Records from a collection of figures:
- - -

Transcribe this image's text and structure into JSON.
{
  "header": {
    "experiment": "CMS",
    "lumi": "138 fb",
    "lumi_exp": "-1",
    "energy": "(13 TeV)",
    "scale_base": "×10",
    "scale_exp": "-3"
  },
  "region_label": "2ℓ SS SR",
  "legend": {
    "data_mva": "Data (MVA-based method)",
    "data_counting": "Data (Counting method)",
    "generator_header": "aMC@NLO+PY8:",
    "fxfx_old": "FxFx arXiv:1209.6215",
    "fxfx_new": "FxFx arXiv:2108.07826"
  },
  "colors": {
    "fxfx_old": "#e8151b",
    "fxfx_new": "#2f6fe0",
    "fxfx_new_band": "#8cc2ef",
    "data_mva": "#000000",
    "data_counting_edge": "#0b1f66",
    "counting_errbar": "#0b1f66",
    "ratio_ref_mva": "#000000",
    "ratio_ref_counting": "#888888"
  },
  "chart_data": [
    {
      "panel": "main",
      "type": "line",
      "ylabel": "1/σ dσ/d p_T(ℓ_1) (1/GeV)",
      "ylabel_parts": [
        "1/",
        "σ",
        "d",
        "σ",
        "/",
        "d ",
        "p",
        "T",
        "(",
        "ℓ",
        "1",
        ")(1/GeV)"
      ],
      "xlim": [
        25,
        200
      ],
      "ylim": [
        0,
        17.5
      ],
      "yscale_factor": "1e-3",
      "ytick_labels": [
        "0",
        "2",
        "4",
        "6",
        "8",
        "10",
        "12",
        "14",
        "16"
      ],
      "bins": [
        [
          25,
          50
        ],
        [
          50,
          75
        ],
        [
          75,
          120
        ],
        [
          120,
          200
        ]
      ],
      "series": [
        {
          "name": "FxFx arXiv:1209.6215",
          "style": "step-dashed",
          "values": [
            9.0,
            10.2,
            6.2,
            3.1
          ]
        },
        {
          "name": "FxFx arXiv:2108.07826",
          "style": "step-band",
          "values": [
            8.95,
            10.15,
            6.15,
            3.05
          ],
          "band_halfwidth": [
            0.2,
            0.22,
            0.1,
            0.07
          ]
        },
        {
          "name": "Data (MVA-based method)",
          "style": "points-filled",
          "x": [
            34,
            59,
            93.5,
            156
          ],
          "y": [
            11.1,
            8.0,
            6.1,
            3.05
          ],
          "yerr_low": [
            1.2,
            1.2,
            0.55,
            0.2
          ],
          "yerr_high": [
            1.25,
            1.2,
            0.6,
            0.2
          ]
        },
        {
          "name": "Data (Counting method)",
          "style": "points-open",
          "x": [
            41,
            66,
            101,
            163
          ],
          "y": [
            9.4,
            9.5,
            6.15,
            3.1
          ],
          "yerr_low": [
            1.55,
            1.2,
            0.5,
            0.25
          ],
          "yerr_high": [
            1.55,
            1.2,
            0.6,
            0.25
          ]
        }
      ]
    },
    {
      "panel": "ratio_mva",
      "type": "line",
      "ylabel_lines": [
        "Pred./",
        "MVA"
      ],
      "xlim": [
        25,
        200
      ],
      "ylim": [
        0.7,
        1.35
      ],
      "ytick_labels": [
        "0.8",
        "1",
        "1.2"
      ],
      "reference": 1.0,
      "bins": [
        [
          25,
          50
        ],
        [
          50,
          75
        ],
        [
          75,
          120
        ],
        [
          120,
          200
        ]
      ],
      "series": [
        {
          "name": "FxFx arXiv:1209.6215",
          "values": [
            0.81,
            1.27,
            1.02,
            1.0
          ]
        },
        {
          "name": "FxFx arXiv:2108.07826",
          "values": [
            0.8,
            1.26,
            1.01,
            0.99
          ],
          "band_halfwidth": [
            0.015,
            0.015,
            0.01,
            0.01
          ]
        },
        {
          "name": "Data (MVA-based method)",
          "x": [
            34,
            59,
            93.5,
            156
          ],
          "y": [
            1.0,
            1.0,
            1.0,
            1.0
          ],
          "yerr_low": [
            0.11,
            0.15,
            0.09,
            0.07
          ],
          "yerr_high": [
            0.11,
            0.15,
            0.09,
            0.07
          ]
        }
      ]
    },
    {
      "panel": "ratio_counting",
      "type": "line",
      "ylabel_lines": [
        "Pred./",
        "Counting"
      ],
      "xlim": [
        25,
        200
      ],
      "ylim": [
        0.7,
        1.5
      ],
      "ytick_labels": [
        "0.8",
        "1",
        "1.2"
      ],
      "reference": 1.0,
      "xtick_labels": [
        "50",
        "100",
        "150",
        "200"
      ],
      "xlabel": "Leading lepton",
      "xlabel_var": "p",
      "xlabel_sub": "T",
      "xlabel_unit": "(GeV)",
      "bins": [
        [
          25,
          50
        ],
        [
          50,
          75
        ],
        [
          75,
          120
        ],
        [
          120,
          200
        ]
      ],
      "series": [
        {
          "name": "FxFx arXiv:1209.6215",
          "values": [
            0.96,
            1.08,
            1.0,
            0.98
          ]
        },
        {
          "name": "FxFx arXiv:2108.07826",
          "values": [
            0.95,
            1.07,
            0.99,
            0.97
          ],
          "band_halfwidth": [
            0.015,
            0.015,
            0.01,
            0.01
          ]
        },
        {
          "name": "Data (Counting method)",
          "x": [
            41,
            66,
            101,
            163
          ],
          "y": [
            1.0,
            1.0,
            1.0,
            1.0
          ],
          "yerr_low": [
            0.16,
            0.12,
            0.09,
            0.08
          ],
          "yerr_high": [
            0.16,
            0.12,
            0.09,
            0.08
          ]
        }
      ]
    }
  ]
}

- - -

Work instructions
Please reproduce all of the entries exactly as they stand.

Written answer
Transcribe this image's text and structure into JSON.
{
  "header": {
    "experiment": "CMS",
    "lumi": "138 fb",
    "lumi_exp": "-1",
    "energy": "(13 TeV)",
    "scale_base": "×10",
    "scale_exp": "-3"
  },
  "region_label": "2ℓ SS SR",
  "legend": {
    "data_mva": "Data (MVA-based method)",
    "data_counting": "Data (Counting method)",
    "generator_header": "aMC@NLO+PY8:",
    "fxfx_old": "FxFx arXiv:1209.6215",
    "fxfx_new": "FxFx arXiv:2108.07826"
  },
  "colors": {
    "fxfx_old": "#e8151b",
    "fxfx_new": "#2f6fe0",
    "fxfx_new_band": "#8cc2ef",
    "data_mva": "#000000",
    "data_counting_edge": "#0b1f66",
    "counting_errbar": "#0b1f66",
    "ratio_ref_mva": "#000000",
    "ratio_ref_counting": "#888888"
  },
  "chart_data": [
    {
      "panel": "main",
      "type": "line",
      "ylabel": "1/σ dσ/d p_T(ℓ_1) (1/GeV)",
      "ylabel_parts": [
        "1/",
        "σ",
        "d",
        "σ",
        "/",
        "d ",
        "p",
        "T",
        "(",
        "ℓ",
        "1",
        ")(1/GeV)"
      ],
      "xlim": [
        25,
        200
      ],
      "ylim": [
        0,
        17.5
      ],
      "yscale_factor": "1e-3",
      "ytick_labels": [
        "0",
        "2",
        "4",
        "6",
        "8",
        "10",
        "12",
        "14",
        "16"
      ],
      "bins": [
        [
          25,
          50
        ],
        [
          50,
          75
        ],
        [
          75,
          120
        ],
        [
          120,
          200
        ]
      ],
      "series": [
        {
          "name": "FxFx arXiv:1209.6215",
          "style": "step-dashed",
          "values": [
            9.0,
            10.2,
            6.2,
            3.1
          ]
        },
        {
          "name": "FxFx arXiv:2108.07826",
          "style": "step-band",
          "values": [
            8.95,
            10.15,
            6.15,
            3.05
          ],
          "band_halfwidth": [
            0.2,
            0.22,
            0.1,
            0.07
          ]
        },
        {
          "name": "Data (MVA-based method)",
          "style": "points-filled",
          "x": [
            34,
            59,
            93.5,
            156
          ],
          "y": [
            11.1,
            8.0,
            6.1,
            3.05
          ],
          "yerr_low": [
            1.2,
            1.2,
            0.55,
            0.2
          ],
          "yerr_high": [
            1.25,
            1.2,
            0.6,
            0.2
          ]
        },
        {
          "name": "Data (Counting method)",
          "style": "points-open",
          "x": [
            41,
            66,
            101,
            163
          ],
          "y": [
            9.4,
            9.5,
            6.15,
            3.1
          ],
          "yerr_low": [
            1.55,
            1.2,
            0.5,
            0.25
          ],
          "yerr_high": [
            1.55,
            1.2,
            0.6,
            0.25
          ]
        }
      ]
    },
    {
      "panel": "ratio_mva",
      "type": "line",
      "ylabel_lines": [
        "Pred./",
        "MVA"
      ],
      "xlim": [
        25,
        200
      ],
      "ylim": [
        0.7,
        1.35
      ],
      "ytick_labels": [
        "0.8",
        "1",
        "1.2"
      ],
      "reference": 1.0,
      "bins": [
        [
          25,
          50
        ],
        [
          50,
          75
        ],
        [
          75,
          120
        ],
        [
          120,
          200
        ]
      ],
      "series": [
        {
          "name": "FxFx arXiv:1209.6215",
          "values": [
            0.81,
            1.27,
            1.02,
            1.0
          ]
        },
        {
          "name": "FxFx arXiv:2108.07826",
          "values": [
            0.8,
            1.26,
            1.01,
            0.99
          ],
          "band_halfwidth": [
            0.015,
            0.015,
            0.01,
            0.01
          ]
        },
        {
          "name": "Data (MVA-based method)",
          "x": [
            34,
            59,
            93.5,
            156
          ],
          "y": [
            1.0,
            1.0,
            1.0,
            1.0
          ],
          "yerr_low": [
            0.11,
            0.15,
            0.09,
            0.07
          ],
          "yerr_high": [
            0.11,
            0.15,
            0.09,
            0.07
          ]
        }
      ]
    },
    {
      "panel": "ratio_counting",
      "type": "line",
      "ylabel_lines": [
        "Pred./",
        "Counting"
      ],
      "xlim": [
        25,
        200
      ],
      "ylim": [
        0.7,
        1.5
      ],
      "ytick_labels": [
        "0.8",
        "1",
        "1.2"
      ],
      "reference": 1.0,
      "xtick_labels": [
        "50",
        "100",
        "150",
        "200"
      ],
      "xlabel": "Leading lepton",
      "xlabel_var": "p",
      "xlabel_sub": "T",
      "xlabel_unit": "(GeV)",
      "bins": [
        [
          25,
          50
        ],
        [
          50,
          75
        ],
        [
          75,
          120
        ],
        [
          120,
          200
        ]
      ],
      "series": [
        {
          "name": "FxFx arXiv:1209.6215",
          "values": [
            0.96,
            1.08,
            1.0,
            0.98
          ]
        },
        {
          "name": "FxFx arXiv:2108.07826",
          "values": [
            0.95,
            1.07,
            0.99,
            0.97
          ],
          "band_halfwidth": [
            0.015,
            0.015,
            0.01,
            0.01
          ]
        },
        {
          "name": "Data (Counting method)",
          "x": [
            41,
            66,
            101,
            163
          ],
          "y": [
            1.0,
            1.0,
            1.0,
            1.0
          ],
          "yerr_low": [
            0.16,
            0.12,
            0.09,
            0.08
          ],
          "yerr_high": [
            0.16,
            0.12,
            0.09,
            0.08
          ]
        }
      ]
    }
  ]
}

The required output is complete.